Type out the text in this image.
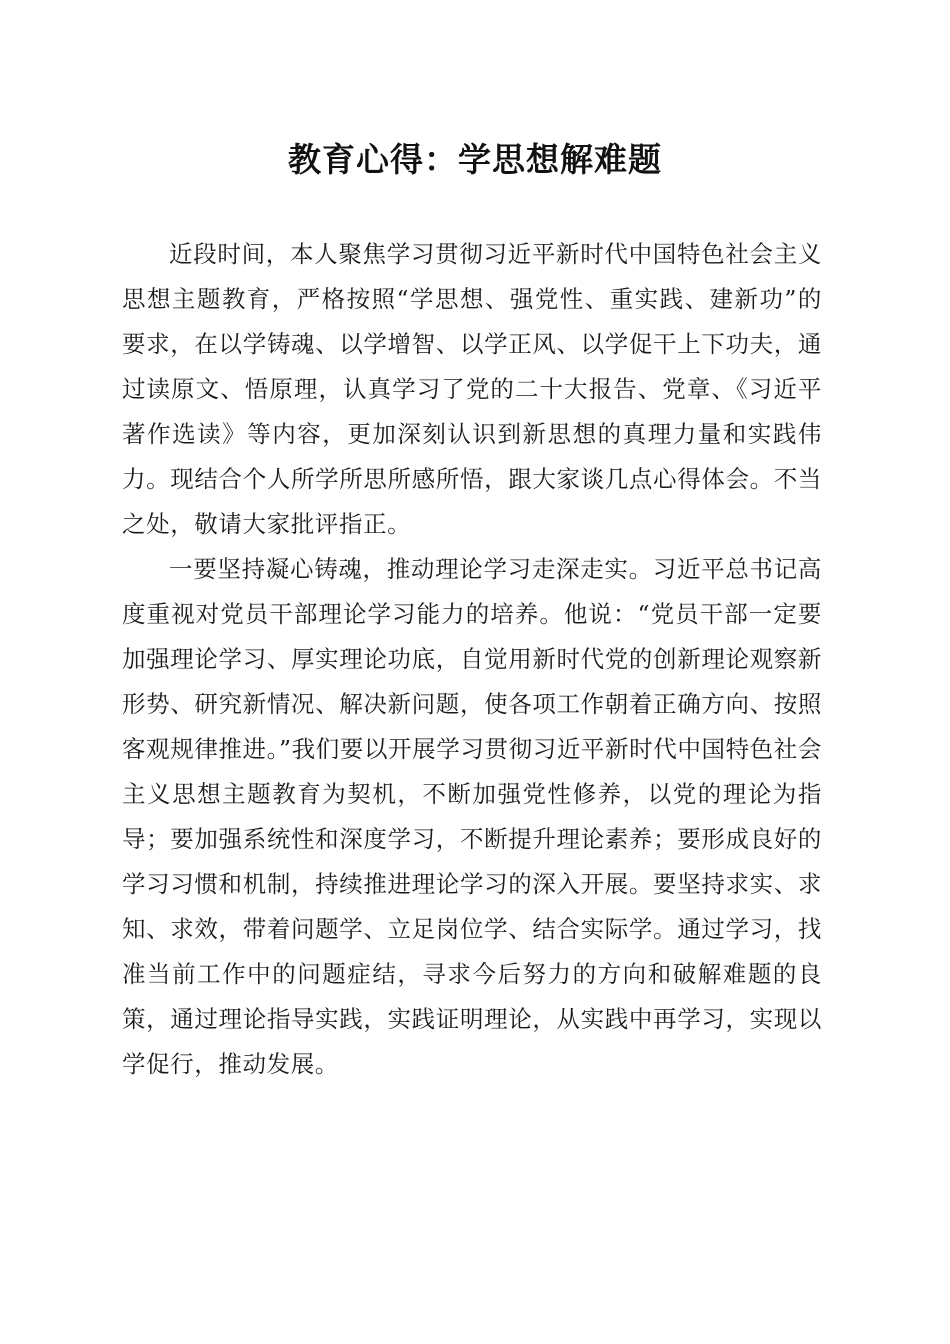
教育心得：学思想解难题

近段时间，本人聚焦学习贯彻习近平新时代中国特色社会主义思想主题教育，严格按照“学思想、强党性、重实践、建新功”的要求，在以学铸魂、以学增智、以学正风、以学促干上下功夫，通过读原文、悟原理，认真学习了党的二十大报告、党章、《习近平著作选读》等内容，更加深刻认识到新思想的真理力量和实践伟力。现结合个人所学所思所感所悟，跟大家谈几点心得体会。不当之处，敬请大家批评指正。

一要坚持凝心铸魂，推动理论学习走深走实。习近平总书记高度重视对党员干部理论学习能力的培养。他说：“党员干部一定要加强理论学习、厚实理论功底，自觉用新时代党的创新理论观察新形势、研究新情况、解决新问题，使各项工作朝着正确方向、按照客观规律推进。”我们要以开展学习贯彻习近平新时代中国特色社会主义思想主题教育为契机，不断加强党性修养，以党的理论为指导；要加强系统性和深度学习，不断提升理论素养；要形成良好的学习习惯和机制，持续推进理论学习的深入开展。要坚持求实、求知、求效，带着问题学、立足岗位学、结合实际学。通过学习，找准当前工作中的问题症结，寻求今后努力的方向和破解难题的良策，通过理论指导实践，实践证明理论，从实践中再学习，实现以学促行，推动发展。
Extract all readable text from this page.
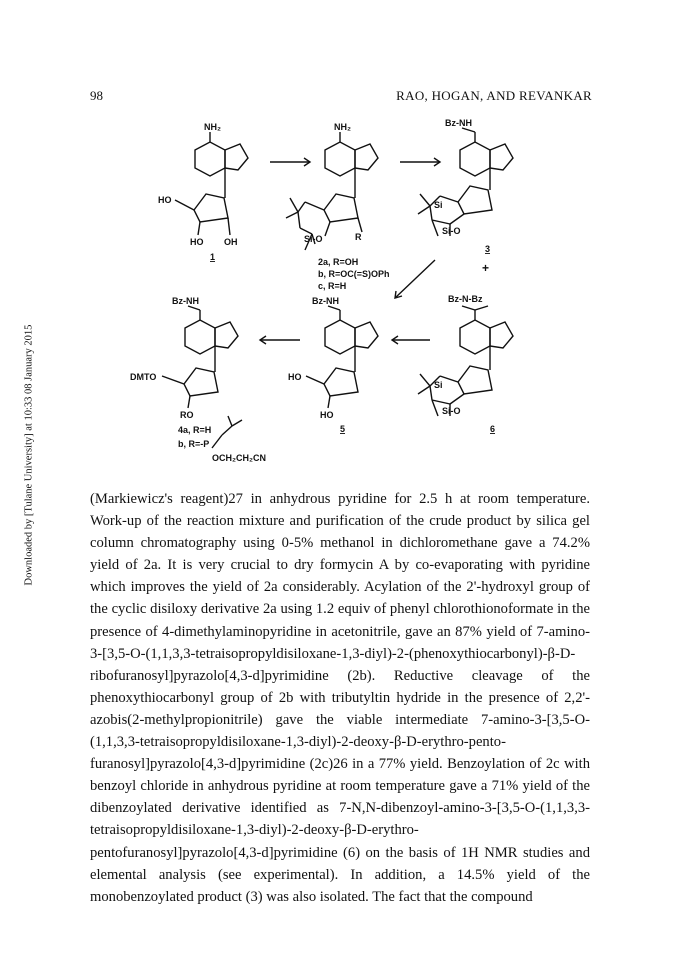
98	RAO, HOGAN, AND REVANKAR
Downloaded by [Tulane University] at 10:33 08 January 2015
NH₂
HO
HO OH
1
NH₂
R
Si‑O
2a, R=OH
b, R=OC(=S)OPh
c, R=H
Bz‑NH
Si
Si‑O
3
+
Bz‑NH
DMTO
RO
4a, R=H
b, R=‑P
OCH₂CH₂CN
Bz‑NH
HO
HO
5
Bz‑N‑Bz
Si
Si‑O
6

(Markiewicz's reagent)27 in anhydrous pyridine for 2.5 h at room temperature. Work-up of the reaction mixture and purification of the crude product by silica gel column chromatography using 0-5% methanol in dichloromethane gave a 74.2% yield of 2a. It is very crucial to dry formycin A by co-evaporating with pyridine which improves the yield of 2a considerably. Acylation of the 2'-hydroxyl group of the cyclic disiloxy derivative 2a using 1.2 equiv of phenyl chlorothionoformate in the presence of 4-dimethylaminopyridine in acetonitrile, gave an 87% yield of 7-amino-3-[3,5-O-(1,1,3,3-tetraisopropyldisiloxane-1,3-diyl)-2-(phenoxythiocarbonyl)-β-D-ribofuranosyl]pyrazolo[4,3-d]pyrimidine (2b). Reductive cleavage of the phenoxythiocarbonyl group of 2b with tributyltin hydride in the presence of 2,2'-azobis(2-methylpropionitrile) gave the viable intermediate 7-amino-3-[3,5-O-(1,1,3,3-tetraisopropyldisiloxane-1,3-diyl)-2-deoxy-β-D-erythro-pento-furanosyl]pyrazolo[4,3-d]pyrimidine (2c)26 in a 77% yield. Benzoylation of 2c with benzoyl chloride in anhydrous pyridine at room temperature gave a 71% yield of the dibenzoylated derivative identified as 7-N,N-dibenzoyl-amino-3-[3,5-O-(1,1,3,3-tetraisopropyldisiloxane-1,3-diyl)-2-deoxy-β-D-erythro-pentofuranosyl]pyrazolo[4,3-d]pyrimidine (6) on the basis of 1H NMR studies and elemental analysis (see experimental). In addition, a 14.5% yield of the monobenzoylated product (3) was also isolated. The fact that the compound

---

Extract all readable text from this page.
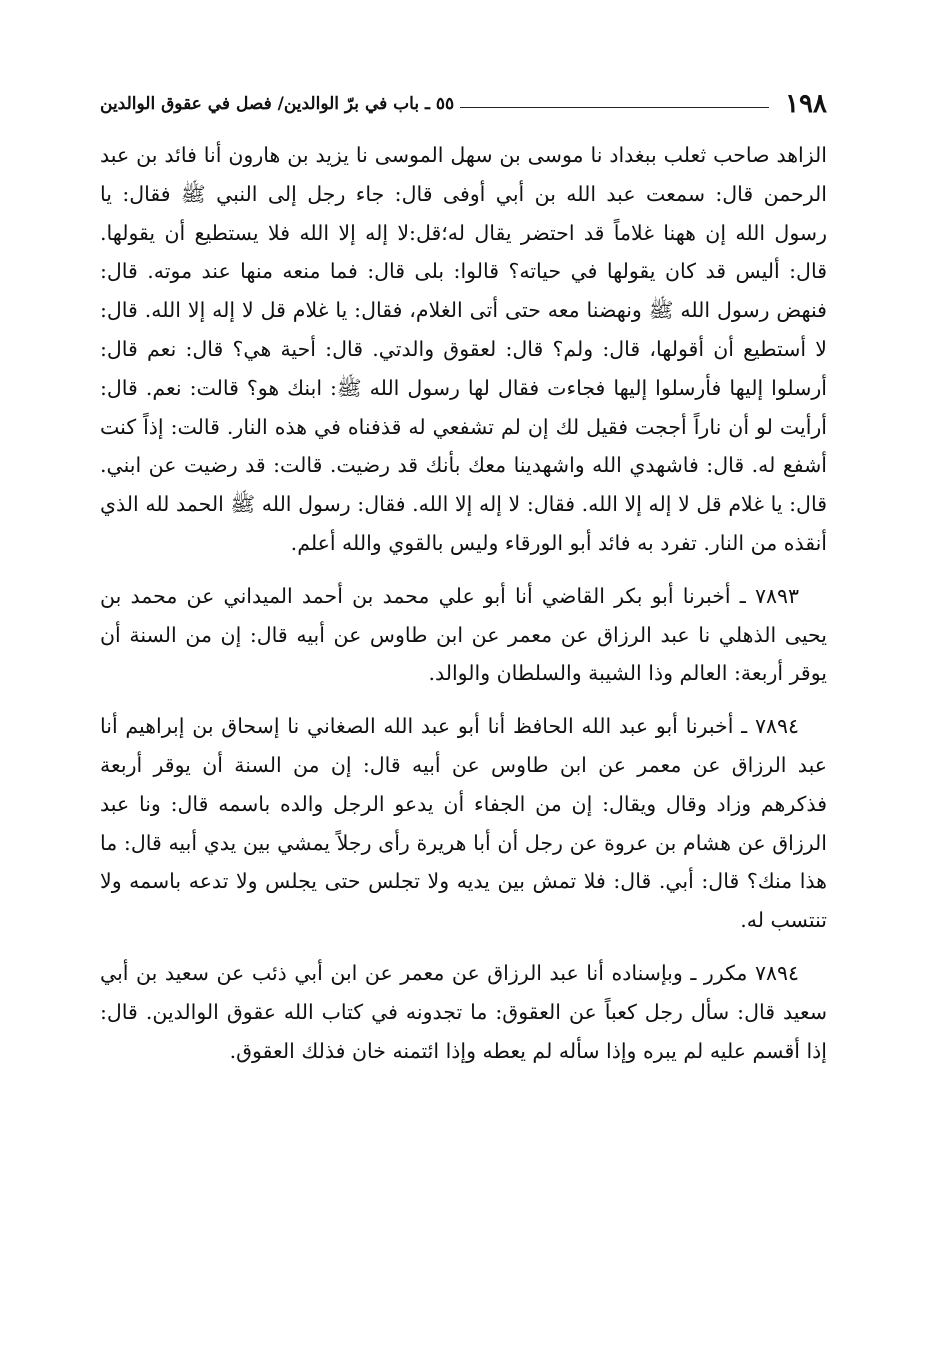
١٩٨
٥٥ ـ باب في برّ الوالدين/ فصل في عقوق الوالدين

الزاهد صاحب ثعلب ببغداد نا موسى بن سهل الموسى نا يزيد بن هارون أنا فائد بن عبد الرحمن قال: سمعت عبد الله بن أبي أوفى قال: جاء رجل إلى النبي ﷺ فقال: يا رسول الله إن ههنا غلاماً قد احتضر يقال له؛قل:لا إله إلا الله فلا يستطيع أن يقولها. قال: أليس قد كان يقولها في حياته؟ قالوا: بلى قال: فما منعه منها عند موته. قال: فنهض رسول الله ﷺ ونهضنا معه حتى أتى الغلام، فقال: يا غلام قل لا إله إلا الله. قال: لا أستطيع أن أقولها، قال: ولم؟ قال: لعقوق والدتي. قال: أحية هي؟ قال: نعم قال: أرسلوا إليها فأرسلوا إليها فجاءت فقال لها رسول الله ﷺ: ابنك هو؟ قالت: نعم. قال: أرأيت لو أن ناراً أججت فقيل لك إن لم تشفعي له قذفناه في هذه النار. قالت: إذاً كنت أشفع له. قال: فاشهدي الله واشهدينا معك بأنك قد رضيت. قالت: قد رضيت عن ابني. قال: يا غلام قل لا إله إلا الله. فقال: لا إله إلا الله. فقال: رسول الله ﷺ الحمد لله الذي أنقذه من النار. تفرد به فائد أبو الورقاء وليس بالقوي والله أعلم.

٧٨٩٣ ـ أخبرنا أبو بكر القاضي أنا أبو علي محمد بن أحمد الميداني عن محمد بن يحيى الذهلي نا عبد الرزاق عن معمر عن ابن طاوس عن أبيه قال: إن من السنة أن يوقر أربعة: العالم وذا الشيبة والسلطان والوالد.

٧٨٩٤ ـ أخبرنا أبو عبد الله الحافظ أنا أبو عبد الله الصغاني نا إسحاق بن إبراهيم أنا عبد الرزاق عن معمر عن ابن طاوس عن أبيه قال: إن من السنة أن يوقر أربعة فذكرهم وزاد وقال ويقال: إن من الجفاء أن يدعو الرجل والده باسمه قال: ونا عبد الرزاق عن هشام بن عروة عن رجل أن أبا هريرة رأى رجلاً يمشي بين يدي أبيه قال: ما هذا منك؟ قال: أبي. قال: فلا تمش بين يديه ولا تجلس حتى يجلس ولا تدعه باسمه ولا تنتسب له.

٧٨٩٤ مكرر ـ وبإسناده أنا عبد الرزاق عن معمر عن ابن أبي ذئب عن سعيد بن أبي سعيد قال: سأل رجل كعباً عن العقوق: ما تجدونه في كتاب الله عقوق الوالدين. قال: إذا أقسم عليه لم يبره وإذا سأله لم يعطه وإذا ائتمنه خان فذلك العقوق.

YOUR GOAL: Search the data for the word "الوالدين" and copy each line where it appears.

RESPONSE BELOW:
٥٥ ـ باب في برّ الوالدين/ فصل في عقوق الوالدين
٧٨٩٤ مكرر ـ وبإسناده أنا عبد الرزاق عن معمر عن ابن أبي ذئب عن سعيد بن أبي سعيد قال: سأل رجل كعباً عن العقوق: ما تجدونه في كتاب الله عقوق الوالدين. قال: إذا أقسم عليه لم يبره وإذا سأله لم يعطه وإذا ائتمنه خان فذلك العقوق.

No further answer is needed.